[Structured figure records]
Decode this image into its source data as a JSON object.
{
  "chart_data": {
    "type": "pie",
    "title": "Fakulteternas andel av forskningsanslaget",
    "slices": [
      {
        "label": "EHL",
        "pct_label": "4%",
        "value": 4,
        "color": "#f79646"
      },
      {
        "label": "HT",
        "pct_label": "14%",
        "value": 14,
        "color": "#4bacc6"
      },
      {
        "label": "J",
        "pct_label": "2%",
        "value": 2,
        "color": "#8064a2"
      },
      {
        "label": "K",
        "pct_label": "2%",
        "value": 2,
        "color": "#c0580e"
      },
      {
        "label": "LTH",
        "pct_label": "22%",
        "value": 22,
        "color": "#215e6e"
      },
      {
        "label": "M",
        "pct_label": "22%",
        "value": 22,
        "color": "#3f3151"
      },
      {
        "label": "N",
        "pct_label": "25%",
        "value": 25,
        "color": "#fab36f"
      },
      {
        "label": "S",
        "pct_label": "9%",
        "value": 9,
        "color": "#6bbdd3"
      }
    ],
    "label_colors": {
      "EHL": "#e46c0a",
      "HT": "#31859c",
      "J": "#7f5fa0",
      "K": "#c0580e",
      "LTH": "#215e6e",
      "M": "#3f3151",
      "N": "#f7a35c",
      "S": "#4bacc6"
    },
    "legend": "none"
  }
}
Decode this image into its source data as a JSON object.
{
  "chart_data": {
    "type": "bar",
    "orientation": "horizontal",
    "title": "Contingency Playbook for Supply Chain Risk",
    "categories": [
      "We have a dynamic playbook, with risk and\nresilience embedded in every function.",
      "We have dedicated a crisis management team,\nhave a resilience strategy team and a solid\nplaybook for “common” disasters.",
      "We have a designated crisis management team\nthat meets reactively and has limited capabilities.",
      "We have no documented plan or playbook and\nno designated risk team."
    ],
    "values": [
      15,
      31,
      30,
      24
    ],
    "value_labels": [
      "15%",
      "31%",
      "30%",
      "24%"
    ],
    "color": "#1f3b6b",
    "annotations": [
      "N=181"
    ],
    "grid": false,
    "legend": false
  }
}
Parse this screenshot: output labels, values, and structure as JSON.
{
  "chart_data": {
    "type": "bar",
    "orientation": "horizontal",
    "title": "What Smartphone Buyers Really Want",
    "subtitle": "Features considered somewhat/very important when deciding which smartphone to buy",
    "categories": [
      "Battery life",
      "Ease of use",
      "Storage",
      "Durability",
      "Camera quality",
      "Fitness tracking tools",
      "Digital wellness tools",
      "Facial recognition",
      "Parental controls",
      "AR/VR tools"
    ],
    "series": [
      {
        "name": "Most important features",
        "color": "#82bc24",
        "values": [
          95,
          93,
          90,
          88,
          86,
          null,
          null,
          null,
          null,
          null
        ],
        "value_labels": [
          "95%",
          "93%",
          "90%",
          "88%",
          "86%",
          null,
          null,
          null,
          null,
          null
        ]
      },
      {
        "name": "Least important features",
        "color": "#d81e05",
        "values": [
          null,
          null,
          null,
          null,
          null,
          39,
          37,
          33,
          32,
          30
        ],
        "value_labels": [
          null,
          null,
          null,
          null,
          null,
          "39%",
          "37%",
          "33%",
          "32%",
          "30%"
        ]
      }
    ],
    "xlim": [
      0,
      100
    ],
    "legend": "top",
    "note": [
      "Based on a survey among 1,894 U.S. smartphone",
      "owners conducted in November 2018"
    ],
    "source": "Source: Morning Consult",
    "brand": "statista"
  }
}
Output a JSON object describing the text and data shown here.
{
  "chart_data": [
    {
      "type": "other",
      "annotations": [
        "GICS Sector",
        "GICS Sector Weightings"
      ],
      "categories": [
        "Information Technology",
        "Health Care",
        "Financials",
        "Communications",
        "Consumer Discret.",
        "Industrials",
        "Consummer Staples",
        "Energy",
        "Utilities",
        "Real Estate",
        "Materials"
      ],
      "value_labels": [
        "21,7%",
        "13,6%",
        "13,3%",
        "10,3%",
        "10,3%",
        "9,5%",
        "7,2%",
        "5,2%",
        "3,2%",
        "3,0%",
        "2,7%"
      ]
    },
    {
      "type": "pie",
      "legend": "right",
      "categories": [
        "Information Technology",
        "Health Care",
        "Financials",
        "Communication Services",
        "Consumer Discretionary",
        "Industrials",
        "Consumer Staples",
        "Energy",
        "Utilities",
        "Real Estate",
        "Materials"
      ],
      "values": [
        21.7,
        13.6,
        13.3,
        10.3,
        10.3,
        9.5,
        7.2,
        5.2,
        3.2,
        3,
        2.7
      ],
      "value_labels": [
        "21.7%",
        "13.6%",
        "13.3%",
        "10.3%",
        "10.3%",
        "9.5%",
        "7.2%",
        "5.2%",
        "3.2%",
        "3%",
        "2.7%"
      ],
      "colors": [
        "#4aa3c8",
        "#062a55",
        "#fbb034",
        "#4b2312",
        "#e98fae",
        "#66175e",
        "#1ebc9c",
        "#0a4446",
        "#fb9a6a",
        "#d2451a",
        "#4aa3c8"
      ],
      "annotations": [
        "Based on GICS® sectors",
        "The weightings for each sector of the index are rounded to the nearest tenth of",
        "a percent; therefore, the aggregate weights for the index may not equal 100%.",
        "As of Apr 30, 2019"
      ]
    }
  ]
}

PROBLEM STATEMENT - All of the material above needs to be copied exactly.

THE COMPLETED TASK -
Decode this image into its source data as a JSON object.
{
  "chart_data": {
    "type": "pie",
    "title": "Fakulteternas andel av forskningsanslaget",
    "slices": [
      {
        "label": "EHL",
        "pct_label": "4%",
        "value": 4,
        "color": "#f79646"
      },
      {
        "label": "HT",
        "pct_label": "14%",
        "value": 14,
        "color": "#4bacc6"
      },
      {
        "label": "J",
        "pct_label": "2%",
        "value": 2,
        "color": "#8064a2"
      },
      {
        "label": "K",
        "pct_label": "2%",
        "value": 2,
        "color": "#c0580e"
      },
      {
        "label": "LTH",
        "pct_label": "22%",
        "value": 22,
        "color": "#215e6e"
      },
      {
        "label": "M",
        "pct_label": "22%",
        "value": 22,
        "color": "#3f3151"
      },
      {
        "label": "N",
        "pct_label": "25%",
        "value": 25,
        "color": "#fab36f"
      },
      {
        "label": "S",
        "pct_label": "9%",
        "value": 9,
        "color": "#6bbdd3"
      }
    ],
    "label_colors": {
      "EHL": "#e46c0a",
      "HT": "#31859c",
      "J": "#7f5fa0",
      "K": "#c0580e",
      "LTH": "#215e6e",
      "M": "#3f3151",
      "N": "#f7a35c",
      "S": "#4bacc6"
    },
    "legend": "none"
  }
}
Decode this image into its source data as a JSON object.
{
  "chart_data": {
    "type": "bar",
    "orientation": "horizontal",
    "title": "Contingency Playbook for Supply Chain Risk",
    "categories": [
      "We have a dynamic playbook, with risk and\nresilience embedded in every function.",
      "We have dedicated a crisis management team,\nhave a resilience strategy team and a solid\nplaybook for “common” disasters.",
      "We have a designated crisis management team\nthat meets reactively and has limited capabilities.",
      "We have no documented plan or playbook and\nno designated risk team."
    ],
    "values": [
      15,
      31,
      30,
      24
    ],
    "value_labels": [
      "15%",
      "31%",
      "30%",
      "24%"
    ],
    "color": "#1f3b6b",
    "annotations": [
      "N=181"
    ],
    "grid": false,
    "legend": false
  }
}
Parse this screenshot: output labels, values, and structure as JSON.
{
  "chart_data": {
    "type": "bar",
    "orientation": "horizontal",
    "title": "What Smartphone Buyers Really Want",
    "subtitle": "Features considered somewhat/very important when deciding which smartphone to buy",
    "categories": [
      "Battery life",
      "Ease of use",
      "Storage",
      "Durability",
      "Camera quality",
      "Fitness tracking tools",
      "Digital wellness tools",
      "Facial recognition",
      "Parental controls",
      "AR/VR tools"
    ],
    "series": [
      {
        "name": "Most important features",
        "color": "#82bc24",
        "values": [
          95,
          93,
          90,
          88,
          86,
          null,
          null,
          null,
          null,
          null
        ],
        "value_labels": [
          "95%",
          "93%",
          "90%",
          "88%",
          "86%",
          null,
          null,
          null,
          null,
          null
        ]
      },
      {
        "name": "Least important features",
        "color": "#d81e05",
        "values": [
          null,
          null,
          null,
          null,
          null,
          39,
          37,
          33,
          32,
          30
        ],
        "value_labels": [
          null,
          null,
          null,
          null,
          null,
          "39%",
          "37%",
          "33%",
          "32%",
          "30%"
        ]
      }
    ],
    "xlim": [
      0,
      100
    ],
    "legend": "top",
    "note": [
      "Based on a survey among 1,894 U.S. smartphone",
      "owners conducted in November 2018"
    ],
    "source": "Source: Morning Consult",
    "brand": "statista"
  }
}
Output a JSON object describing the text and data shown here.
{
  "chart_data": [
    {
      "type": "other",
      "annotations": [
        "GICS Sector",
        "GICS Sector Weightings"
      ],
      "categories": [
        "Information Technology",
        "Health Care",
        "Financials",
        "Communications",
        "Consumer Discret.",
        "Industrials",
        "Consummer Staples",
        "Energy",
        "Utilities",
        "Real Estate",
        "Materials"
      ],
      "value_labels": [
        "21,7%",
        "13,6%",
        "13,3%",
        "10,3%",
        "10,3%",
        "9,5%",
        "7,2%",
        "5,2%",
        "3,2%",
        "3,0%",
        "2,7%"
      ]
    },
    {
      "type": "pie",
      "legend": "right",
      "categories": [
        "Information Technology",
        "Health Care",
        "Financials",
        "Communication Services",
        "Consumer Discretionary",
        "Industrials",
        "Consumer Staples",
        "Energy",
        "Utilities",
        "Real Estate",
        "Materials"
      ],
      "values": [
        21.7,
        13.6,
        13.3,
        10.3,
        10.3,
        9.5,
        7.2,
        5.2,
        3.2,
        3,
        2.7
      ],
      "value_labels": [
        "21.7%",
        "13.6%",
        "13.3%",
        "10.3%",
        "10.3%",
        "9.5%",
        "7.2%",
        "5.2%",
        "3.2%",
        "3%",
        "2.7%"
      ],
      "colors": [
        "#4aa3c8",
        "#062a55",
        "#fbb034",
        "#4b2312",
        "#e98fae",
        "#66175e",
        "#1ebc9c",
        "#0a4446",
        "#fb9a6a",
        "#d2451a",
        "#4aa3c8"
      ],
      "annotations": [
        "Based on GICS® sectors",
        "The weightings for each sector of the index are rounded to the nearest tenth of",
        "a percent; therefore, the aggregate weights for the index may not equal 100%.",
        "As of Apr 30, 2019"
      ]
    }
  ]
}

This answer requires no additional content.